**What is asked**
Word for word, repeat the entries, minus the pictures.

**Rows from a figure dataset**

(begin)

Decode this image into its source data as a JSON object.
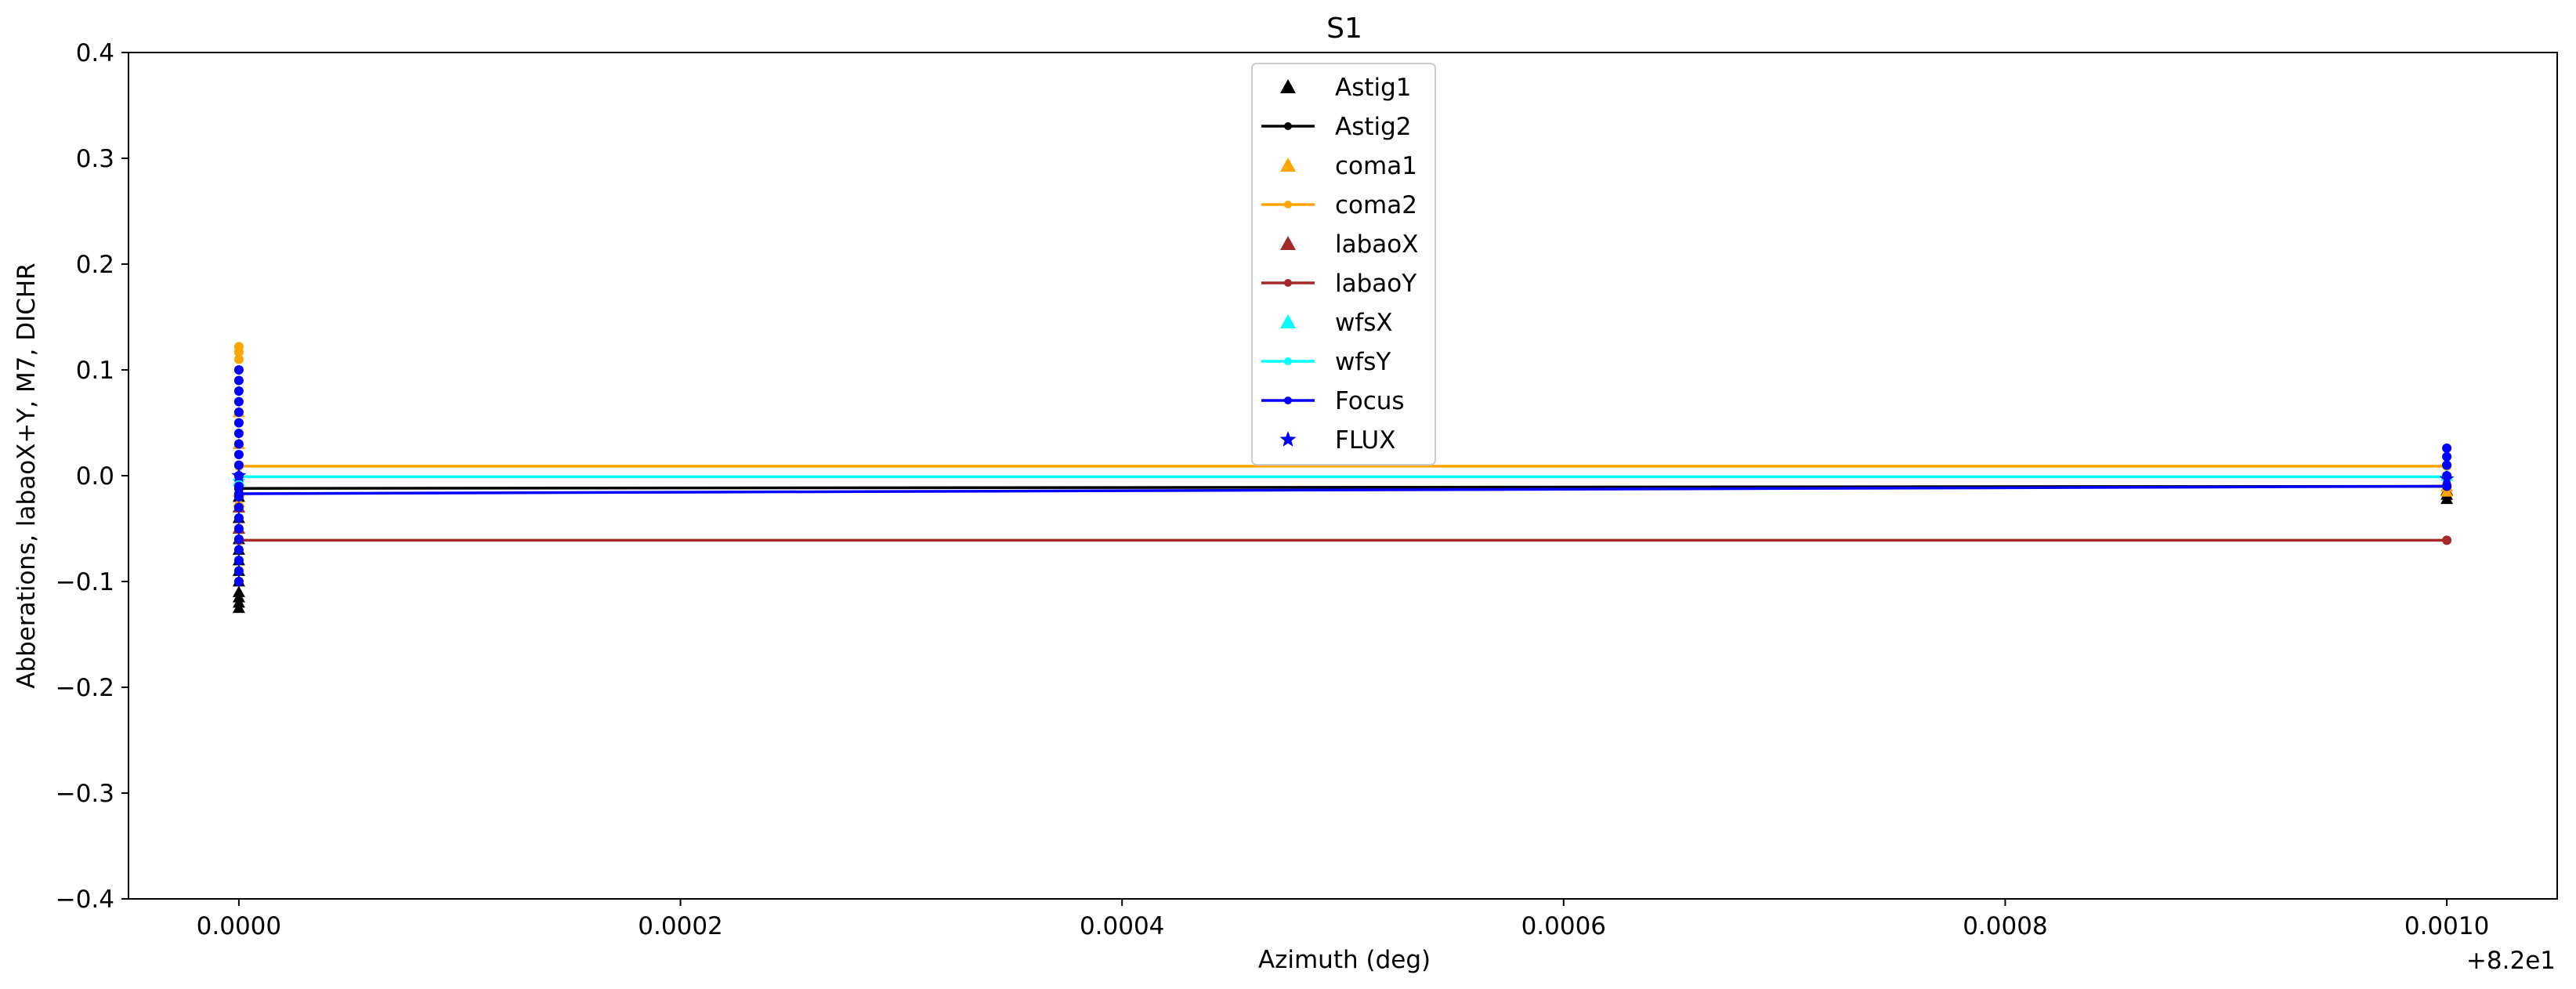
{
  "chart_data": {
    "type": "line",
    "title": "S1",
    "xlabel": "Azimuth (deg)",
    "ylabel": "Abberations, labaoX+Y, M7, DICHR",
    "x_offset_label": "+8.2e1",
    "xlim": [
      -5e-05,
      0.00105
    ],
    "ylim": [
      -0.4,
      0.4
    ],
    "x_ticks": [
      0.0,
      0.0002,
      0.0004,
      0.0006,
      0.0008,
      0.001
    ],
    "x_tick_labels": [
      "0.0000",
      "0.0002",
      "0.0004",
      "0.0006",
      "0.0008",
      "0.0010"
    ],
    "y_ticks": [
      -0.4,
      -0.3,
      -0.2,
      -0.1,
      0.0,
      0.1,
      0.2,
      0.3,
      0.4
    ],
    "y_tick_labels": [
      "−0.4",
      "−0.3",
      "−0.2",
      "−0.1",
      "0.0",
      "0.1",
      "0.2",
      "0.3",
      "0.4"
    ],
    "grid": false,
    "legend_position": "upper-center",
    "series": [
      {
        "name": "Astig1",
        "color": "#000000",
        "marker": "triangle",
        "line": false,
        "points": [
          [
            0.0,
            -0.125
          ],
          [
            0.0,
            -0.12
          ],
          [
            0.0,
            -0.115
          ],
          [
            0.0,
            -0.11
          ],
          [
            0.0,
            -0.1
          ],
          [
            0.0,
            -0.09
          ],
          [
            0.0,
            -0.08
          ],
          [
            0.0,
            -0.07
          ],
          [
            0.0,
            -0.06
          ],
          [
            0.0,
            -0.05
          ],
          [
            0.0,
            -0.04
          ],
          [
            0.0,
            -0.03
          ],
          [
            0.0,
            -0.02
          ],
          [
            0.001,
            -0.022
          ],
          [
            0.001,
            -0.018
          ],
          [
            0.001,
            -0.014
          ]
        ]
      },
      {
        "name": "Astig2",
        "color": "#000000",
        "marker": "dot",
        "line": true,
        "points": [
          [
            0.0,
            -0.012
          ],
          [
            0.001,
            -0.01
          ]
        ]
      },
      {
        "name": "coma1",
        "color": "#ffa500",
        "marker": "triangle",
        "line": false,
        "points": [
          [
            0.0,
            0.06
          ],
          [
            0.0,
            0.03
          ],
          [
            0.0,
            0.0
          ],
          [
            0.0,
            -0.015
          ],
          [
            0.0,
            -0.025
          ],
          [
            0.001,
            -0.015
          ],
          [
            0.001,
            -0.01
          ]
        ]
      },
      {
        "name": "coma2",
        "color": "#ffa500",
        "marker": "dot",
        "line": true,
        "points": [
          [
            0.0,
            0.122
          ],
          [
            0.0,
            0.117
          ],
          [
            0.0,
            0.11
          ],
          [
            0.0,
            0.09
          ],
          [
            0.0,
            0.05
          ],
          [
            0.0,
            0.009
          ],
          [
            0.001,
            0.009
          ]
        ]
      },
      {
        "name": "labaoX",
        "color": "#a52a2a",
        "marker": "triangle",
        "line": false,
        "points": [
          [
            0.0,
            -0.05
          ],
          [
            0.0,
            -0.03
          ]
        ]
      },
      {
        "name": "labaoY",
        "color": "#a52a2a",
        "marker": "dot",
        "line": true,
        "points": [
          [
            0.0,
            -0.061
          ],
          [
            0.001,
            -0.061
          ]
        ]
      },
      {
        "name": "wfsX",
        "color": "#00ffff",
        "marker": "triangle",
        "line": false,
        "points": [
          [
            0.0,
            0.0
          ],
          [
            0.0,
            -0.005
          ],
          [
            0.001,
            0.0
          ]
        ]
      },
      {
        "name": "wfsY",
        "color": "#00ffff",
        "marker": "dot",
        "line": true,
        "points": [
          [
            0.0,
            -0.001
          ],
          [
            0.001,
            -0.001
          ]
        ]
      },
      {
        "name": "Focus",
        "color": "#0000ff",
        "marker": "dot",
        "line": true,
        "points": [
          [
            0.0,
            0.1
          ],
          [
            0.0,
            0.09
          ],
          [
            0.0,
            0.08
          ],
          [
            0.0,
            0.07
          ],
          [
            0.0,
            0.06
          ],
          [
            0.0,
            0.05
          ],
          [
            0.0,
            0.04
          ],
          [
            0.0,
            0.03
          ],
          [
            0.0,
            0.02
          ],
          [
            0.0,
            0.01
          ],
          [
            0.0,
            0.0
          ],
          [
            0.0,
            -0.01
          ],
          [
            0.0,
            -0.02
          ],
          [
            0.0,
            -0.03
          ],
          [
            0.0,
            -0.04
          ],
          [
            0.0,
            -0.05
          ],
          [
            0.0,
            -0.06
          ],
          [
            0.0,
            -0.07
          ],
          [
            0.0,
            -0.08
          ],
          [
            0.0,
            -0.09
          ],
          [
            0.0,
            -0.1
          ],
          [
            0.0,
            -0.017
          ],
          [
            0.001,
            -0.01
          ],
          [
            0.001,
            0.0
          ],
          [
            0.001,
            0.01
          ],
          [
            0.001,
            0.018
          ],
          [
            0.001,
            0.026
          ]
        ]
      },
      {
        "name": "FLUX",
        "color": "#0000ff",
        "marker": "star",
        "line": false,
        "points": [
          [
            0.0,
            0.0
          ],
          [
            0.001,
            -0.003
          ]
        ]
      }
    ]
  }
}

(end)

**Solution to the problem**
Decode this image into its source data as a JSON object.
{
  "chart_data": {
    "type": "line",
    "title": "S1",
    "xlabel": "Azimuth (deg)",
    "ylabel": "Abberations, labaoX+Y, M7, DICHR",
    "x_offset_label": "+8.2e1",
    "xlim": [
      -5e-05,
      0.00105
    ],
    "ylim": [
      -0.4,
      0.4
    ],
    "x_ticks": [
      0.0,
      0.0002,
      0.0004,
      0.0006,
      0.0008,
      0.001
    ],
    "x_tick_labels": [
      "0.0000",
      "0.0002",
      "0.0004",
      "0.0006",
      "0.0008",
      "0.0010"
    ],
    "y_ticks": [
      -0.4,
      -0.3,
      -0.2,
      -0.1,
      0.0,
      0.1,
      0.2,
      0.3,
      0.4
    ],
    "y_tick_labels": [
      "−0.4",
      "−0.3",
      "−0.2",
      "−0.1",
      "0.0",
      "0.1",
      "0.2",
      "0.3",
      "0.4"
    ],
    "grid": false,
    "legend_position": "upper-center",
    "series": [
      {
        "name": "Astig1",
        "color": "#000000",
        "marker": "triangle",
        "line": false,
        "points": [
          [
            0.0,
            -0.125
          ],
          [
            0.0,
            -0.12
          ],
          [
            0.0,
            -0.115
          ],
          [
            0.0,
            -0.11
          ],
          [
            0.0,
            -0.1
          ],
          [
            0.0,
            -0.09
          ],
          [
            0.0,
            -0.08
          ],
          [
            0.0,
            -0.07
          ],
          [
            0.0,
            -0.06
          ],
          [
            0.0,
            -0.05
          ],
          [
            0.0,
            -0.04
          ],
          [
            0.0,
            -0.03
          ],
          [
            0.0,
            -0.02
          ],
          [
            0.001,
            -0.022
          ],
          [
            0.001,
            -0.018
          ],
          [
            0.001,
            -0.014
          ]
        ]
      },
      {
        "name": "Astig2",
        "color": "#000000",
        "marker": "dot",
        "line": true,
        "points": [
          [
            0.0,
            -0.012
          ],
          [
            0.001,
            -0.01
          ]
        ]
      },
      {
        "name": "coma1",
        "color": "#ffa500",
        "marker": "triangle",
        "line": false,
        "points": [
          [
            0.0,
            0.06
          ],
          [
            0.0,
            0.03
          ],
          [
            0.0,
            0.0
          ],
          [
            0.0,
            -0.015
          ],
          [
            0.0,
            -0.025
          ],
          [
            0.001,
            -0.015
          ],
          [
            0.001,
            -0.01
          ]
        ]
      },
      {
        "name": "coma2",
        "color": "#ffa500",
        "marker": "dot",
        "line": true,
        "points": [
          [
            0.0,
            0.122
          ],
          [
            0.0,
            0.117
          ],
          [
            0.0,
            0.11
          ],
          [
            0.0,
            0.09
          ],
          [
            0.0,
            0.05
          ],
          [
            0.0,
            0.009
          ],
          [
            0.001,
            0.009
          ]
        ]
      },
      {
        "name": "labaoX",
        "color": "#a52a2a",
        "marker": "triangle",
        "line": false,
        "points": [
          [
            0.0,
            -0.05
          ],
          [
            0.0,
            -0.03
          ]
        ]
      },
      {
        "name": "labaoY",
        "color": "#a52a2a",
        "marker": "dot",
        "line": true,
        "points": [
          [
            0.0,
            -0.061
          ],
          [
            0.001,
            -0.061
          ]
        ]
      },
      {
        "name": "wfsX",
        "color": "#00ffff",
        "marker": "triangle",
        "line": false,
        "points": [
          [
            0.0,
            0.0
          ],
          [
            0.0,
            -0.005
          ],
          [
            0.001,
            0.0
          ]
        ]
      },
      {
        "name": "wfsY",
        "color": "#00ffff",
        "marker": "dot",
        "line": true,
        "points": [
          [
            0.0,
            -0.001
          ],
          [
            0.001,
            -0.001
          ]
        ]
      },
      {
        "name": "Focus",
        "color": "#0000ff",
        "marker": "dot",
        "line": true,
        "points": [
          [
            0.0,
            0.1
          ],
          [
            0.0,
            0.09
          ],
          [
            0.0,
            0.08
          ],
          [
            0.0,
            0.07
          ],
          [
            0.0,
            0.06
          ],
          [
            0.0,
            0.05
          ],
          [
            0.0,
            0.04
          ],
          [
            0.0,
            0.03
          ],
          [
            0.0,
            0.02
          ],
          [
            0.0,
            0.01
          ],
          [
            0.0,
            0.0
          ],
          [
            0.0,
            -0.01
          ],
          [
            0.0,
            -0.02
          ],
          [
            0.0,
            -0.03
          ],
          [
            0.0,
            -0.04
          ],
          [
            0.0,
            -0.05
          ],
          [
            0.0,
            -0.06
          ],
          [
            0.0,
            -0.07
          ],
          [
            0.0,
            -0.08
          ],
          [
            0.0,
            -0.09
          ],
          [
            0.0,
            -0.1
          ],
          [
            0.0,
            -0.017
          ],
          [
            0.001,
            -0.01
          ],
          [
            0.001,
            0.0
          ],
          [
            0.001,
            0.01
          ],
          [
            0.001,
            0.018
          ],
          [
            0.001,
            0.026
          ]
        ]
      },
      {
        "name": "FLUX",
        "color": "#0000ff",
        "marker": "star",
        "line": false,
        "points": [
          [
            0.0,
            0.0
          ],
          [
            0.001,
            -0.003
          ]
        ]
      }
    ]
  }
}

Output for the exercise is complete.